- Direction -
Reproduce all entries word for word.

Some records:
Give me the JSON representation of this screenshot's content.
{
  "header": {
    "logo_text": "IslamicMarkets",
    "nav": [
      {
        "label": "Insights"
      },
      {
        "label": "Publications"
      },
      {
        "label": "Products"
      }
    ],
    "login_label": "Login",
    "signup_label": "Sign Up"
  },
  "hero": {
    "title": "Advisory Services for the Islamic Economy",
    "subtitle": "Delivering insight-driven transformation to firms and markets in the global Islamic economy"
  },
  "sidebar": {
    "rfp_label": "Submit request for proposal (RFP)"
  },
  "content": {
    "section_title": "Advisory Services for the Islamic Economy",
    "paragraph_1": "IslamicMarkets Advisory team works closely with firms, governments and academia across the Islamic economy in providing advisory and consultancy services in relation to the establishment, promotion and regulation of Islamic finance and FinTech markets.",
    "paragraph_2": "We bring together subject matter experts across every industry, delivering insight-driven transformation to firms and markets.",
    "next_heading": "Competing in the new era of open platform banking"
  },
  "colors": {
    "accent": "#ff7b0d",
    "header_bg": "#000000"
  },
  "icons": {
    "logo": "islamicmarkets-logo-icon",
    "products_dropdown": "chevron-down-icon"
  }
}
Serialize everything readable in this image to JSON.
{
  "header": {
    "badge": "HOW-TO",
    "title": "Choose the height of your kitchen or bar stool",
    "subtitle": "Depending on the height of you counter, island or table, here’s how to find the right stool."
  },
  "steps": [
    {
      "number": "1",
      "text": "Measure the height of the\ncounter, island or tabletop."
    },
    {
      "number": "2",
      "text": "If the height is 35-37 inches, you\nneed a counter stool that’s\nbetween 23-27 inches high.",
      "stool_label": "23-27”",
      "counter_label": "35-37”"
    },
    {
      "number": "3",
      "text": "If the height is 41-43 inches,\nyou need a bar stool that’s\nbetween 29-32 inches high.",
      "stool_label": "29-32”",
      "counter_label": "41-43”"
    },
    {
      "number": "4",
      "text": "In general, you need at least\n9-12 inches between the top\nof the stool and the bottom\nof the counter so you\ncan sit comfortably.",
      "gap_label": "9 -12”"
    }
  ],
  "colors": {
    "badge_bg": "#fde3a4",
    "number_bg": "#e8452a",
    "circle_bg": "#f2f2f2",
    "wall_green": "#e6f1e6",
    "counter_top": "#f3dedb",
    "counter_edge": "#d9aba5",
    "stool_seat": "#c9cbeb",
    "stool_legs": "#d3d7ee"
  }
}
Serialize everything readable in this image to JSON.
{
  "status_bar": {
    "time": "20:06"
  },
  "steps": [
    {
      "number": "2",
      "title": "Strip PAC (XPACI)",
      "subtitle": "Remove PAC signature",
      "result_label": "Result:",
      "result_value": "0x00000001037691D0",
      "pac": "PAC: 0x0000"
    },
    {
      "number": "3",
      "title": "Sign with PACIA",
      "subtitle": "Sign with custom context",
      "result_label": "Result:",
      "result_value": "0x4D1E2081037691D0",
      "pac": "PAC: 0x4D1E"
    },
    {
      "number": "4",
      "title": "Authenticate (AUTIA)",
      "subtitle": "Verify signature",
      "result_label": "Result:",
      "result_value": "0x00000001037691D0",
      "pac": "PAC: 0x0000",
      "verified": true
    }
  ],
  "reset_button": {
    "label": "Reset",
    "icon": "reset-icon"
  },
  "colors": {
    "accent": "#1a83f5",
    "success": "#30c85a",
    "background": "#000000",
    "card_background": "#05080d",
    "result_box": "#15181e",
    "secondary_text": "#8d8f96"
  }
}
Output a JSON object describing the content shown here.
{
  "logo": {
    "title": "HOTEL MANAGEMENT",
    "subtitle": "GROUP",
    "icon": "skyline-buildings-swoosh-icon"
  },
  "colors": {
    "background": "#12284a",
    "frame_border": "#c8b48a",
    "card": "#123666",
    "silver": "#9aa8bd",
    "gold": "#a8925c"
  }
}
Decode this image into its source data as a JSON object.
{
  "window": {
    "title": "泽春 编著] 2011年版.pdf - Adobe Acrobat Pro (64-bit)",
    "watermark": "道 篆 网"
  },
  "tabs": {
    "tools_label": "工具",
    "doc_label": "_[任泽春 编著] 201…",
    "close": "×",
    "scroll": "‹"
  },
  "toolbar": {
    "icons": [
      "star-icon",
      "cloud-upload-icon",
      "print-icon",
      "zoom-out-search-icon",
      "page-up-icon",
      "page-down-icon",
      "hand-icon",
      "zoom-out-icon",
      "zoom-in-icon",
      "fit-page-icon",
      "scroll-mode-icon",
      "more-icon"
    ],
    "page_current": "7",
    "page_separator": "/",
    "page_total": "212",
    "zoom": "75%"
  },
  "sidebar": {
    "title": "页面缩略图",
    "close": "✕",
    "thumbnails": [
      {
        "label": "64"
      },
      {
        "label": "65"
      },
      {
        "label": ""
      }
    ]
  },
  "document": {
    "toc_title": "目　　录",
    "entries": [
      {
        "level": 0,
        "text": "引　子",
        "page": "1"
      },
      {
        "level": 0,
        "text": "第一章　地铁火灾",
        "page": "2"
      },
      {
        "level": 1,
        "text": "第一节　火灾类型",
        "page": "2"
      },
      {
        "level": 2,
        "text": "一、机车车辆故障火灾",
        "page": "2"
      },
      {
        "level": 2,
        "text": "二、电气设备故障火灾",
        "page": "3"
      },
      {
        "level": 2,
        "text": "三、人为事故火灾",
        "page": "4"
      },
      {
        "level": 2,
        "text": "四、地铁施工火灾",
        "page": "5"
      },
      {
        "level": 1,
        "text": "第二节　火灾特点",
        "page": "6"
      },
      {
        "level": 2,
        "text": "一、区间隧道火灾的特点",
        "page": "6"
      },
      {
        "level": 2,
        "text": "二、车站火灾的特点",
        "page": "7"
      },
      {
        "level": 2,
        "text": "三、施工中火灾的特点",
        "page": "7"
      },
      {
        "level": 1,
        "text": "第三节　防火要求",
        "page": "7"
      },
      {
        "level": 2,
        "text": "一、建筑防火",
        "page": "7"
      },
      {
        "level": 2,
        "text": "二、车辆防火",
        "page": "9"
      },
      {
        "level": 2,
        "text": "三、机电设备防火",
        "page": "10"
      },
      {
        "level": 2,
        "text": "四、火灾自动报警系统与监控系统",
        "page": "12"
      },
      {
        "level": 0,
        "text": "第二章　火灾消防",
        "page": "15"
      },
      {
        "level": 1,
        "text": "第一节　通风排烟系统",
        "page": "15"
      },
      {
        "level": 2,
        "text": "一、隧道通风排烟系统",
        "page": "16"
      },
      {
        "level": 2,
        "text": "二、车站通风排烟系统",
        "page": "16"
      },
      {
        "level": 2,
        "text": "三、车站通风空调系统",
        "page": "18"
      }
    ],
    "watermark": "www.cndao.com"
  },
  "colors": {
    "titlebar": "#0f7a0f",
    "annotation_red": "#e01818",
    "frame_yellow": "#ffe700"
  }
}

- Response -
Give me the JSON representation of this screenshot's content.
{
  "header": {
    "logo_text": "IslamicMarkets",
    "nav": [
      {
        "label": "Insights"
      },
      {
        "label": "Publications"
      },
      {
        "label": "Products"
      }
    ],
    "login_label": "Login",
    "signup_label": "Sign Up"
  },
  "hero": {
    "title": "Advisory Services for the Islamic Economy",
    "subtitle": "Delivering insight-driven transformation to firms and markets in the global Islamic economy"
  },
  "sidebar": {
    "rfp_label": "Submit request for proposal (RFP)"
  },
  "content": {
    "section_title": "Advisory Services for the Islamic Economy",
    "paragraph_1": "IslamicMarkets Advisory team works closely with firms, governments and academia across the Islamic economy in providing advisory and consultancy services in relation to the establishment, promotion and regulation of Islamic finance and FinTech markets.",
    "paragraph_2": "We bring together subject matter experts across every industry, delivering insight-driven transformation to firms and markets.",
    "next_heading": "Competing in the new era of open platform banking"
  },
  "colors": {
    "accent": "#ff7b0d",
    "header_bg": "#000000"
  },
  "icons": {
    "logo": "islamicmarkets-logo-icon",
    "products_dropdown": "chevron-down-icon"
  }
}
Serialize everything readable in this image to JSON.
{
  "header": {
    "badge": "HOW-TO",
    "title": "Choose the height of your kitchen or bar stool",
    "subtitle": "Depending on the height of you counter, island or table, here’s how to find the right stool."
  },
  "steps": [
    {
      "number": "1",
      "text": "Measure the height of the\ncounter, island or tabletop."
    },
    {
      "number": "2",
      "text": "If the height is 35-37 inches, you\nneed a counter stool that’s\nbetween 23-27 inches high.",
      "stool_label": "23-27”",
      "counter_label": "35-37”"
    },
    {
      "number": "3",
      "text": "If the height is 41-43 inches,\nyou need a bar stool that’s\nbetween 29-32 inches high.",
      "stool_label": "29-32”",
      "counter_label": "41-43”"
    },
    {
      "number": "4",
      "text": "In general, you need at least\n9-12 inches between the top\nof the stool and the bottom\nof the counter so you\ncan sit comfortably.",
      "gap_label": "9 -12”"
    }
  ],
  "colors": {
    "badge_bg": "#fde3a4",
    "number_bg": "#e8452a",
    "circle_bg": "#f2f2f2",
    "wall_green": "#e6f1e6",
    "counter_top": "#f3dedb",
    "counter_edge": "#d9aba5",
    "stool_seat": "#c9cbeb",
    "stool_legs": "#d3d7ee"
  }
}
Serialize everything readable in this image to JSON.
{
  "status_bar": {
    "time": "20:06"
  },
  "steps": [
    {
      "number": "2",
      "title": "Strip PAC (XPACI)",
      "subtitle": "Remove PAC signature",
      "result_label": "Result:",
      "result_value": "0x00000001037691D0",
      "pac": "PAC: 0x0000"
    },
    {
      "number": "3",
      "title": "Sign with PACIA",
      "subtitle": "Sign with custom context",
      "result_label": "Result:",
      "result_value": "0x4D1E2081037691D0",
      "pac": "PAC: 0x4D1E"
    },
    {
      "number": "4",
      "title": "Authenticate (AUTIA)",
      "subtitle": "Verify signature",
      "result_label": "Result:",
      "result_value": "0x00000001037691D0",
      "pac": "PAC: 0x0000",
      "verified": true
    }
  ],
  "reset_button": {
    "label": "Reset",
    "icon": "reset-icon"
  },
  "colors": {
    "accent": "#1a83f5",
    "success": "#30c85a",
    "background": "#000000",
    "card_background": "#05080d",
    "result_box": "#15181e",
    "secondary_text": "#8d8f96"
  }
}
Output a JSON object describing the content shown here.
{
  "logo": {
    "title": "HOTEL MANAGEMENT",
    "subtitle": "GROUP",
    "icon": "skyline-buildings-swoosh-icon"
  },
  "colors": {
    "background": "#12284a",
    "frame_border": "#c8b48a",
    "card": "#123666",
    "silver": "#9aa8bd",
    "gold": "#a8925c"
  }
}
Decode this image into its source data as a JSON object.
{
  "window": {
    "title": "泽春 编著] 2011年版.pdf - Adobe Acrobat Pro (64-bit)",
    "watermark": "道 篆 网"
  },
  "tabs": {
    "tools_label": "工具",
    "doc_label": "_[任泽春 编著] 201…",
    "close": "×",
    "scroll": "‹"
  },
  "toolbar": {
    "icons": [
      "star-icon",
      "cloud-upload-icon",
      "print-icon",
      "zoom-out-search-icon",
      "page-up-icon",
      "page-down-icon",
      "hand-icon",
      "zoom-out-icon",
      "zoom-in-icon",
      "fit-page-icon",
      "scroll-mode-icon",
      "more-icon"
    ],
    "page_current": "7",
    "page_separator": "/",
    "page_total": "212",
    "zoom": "75%"
  },
  "sidebar": {
    "title": "页面缩略图",
    "close": "✕",
    "thumbnails": [
      {
        "label": "64"
      },
      {
        "label": "65"
      },
      {
        "label": ""
      }
    ]
  },
  "document": {
    "toc_title": "目　　录",
    "entries": [
      {
        "level": 0,
        "text": "引　子",
        "page": "1"
      },
      {
        "level": 0,
        "text": "第一章　地铁火灾",
        "page": "2"
      },
      {
        "level": 1,
        "text": "第一节　火灾类型",
        "page": "2"
      },
      {
        "level": 2,
        "text": "一、机车车辆故障火灾",
        "page": "2"
      },
      {
        "level": 2,
        "text": "二、电气设备故障火灾",
        "page": "3"
      },
      {
        "level": 2,
        "text": "三、人为事故火灾",
        "page": "4"
      },
      {
        "level": 2,
        "text": "四、地铁施工火灾",
        "page": "5"
      },
      {
        "level": 1,
        "text": "第二节　火灾特点",
        "page": "6"
      },
      {
        "level": 2,
        "text": "一、区间隧道火灾的特点",
        "page": "6"
      },
      {
        "level": 2,
        "text": "二、车站火灾的特点",
        "page": "7"
      },
      {
        "level": 2,
        "text": "三、施工中火灾的特点",
        "page": "7"
      },
      {
        "level": 1,
        "text": "第三节　防火要求",
        "page": "7"
      },
      {
        "level": 2,
        "text": "一、建筑防火",
        "page": "7"
      },
      {
        "level": 2,
        "text": "二、车辆防火",
        "page": "9"
      },
      {
        "level": 2,
        "text": "三、机电设备防火",
        "page": "10"
      },
      {
        "level": 2,
        "text": "四、火灾自动报警系统与监控系统",
        "page": "12"
      },
      {
        "level": 0,
        "text": "第二章　火灾消防",
        "page": "15"
      },
      {
        "level": 1,
        "text": "第一节　通风排烟系统",
        "page": "15"
      },
      {
        "level": 2,
        "text": "一、隧道通风排烟系统",
        "page": "16"
      },
      {
        "level": 2,
        "text": "二、车站通风排烟系统",
        "page": "16"
      },
      {
        "level": 2,
        "text": "三、车站通风空调系统",
        "page": "18"
      }
    ],
    "watermark": "www.cndao.com"
  },
  "colors": {
    "titlebar": "#0f7a0f",
    "annotation_red": "#e01818",
    "frame_yellow": "#ffe700"
  }
}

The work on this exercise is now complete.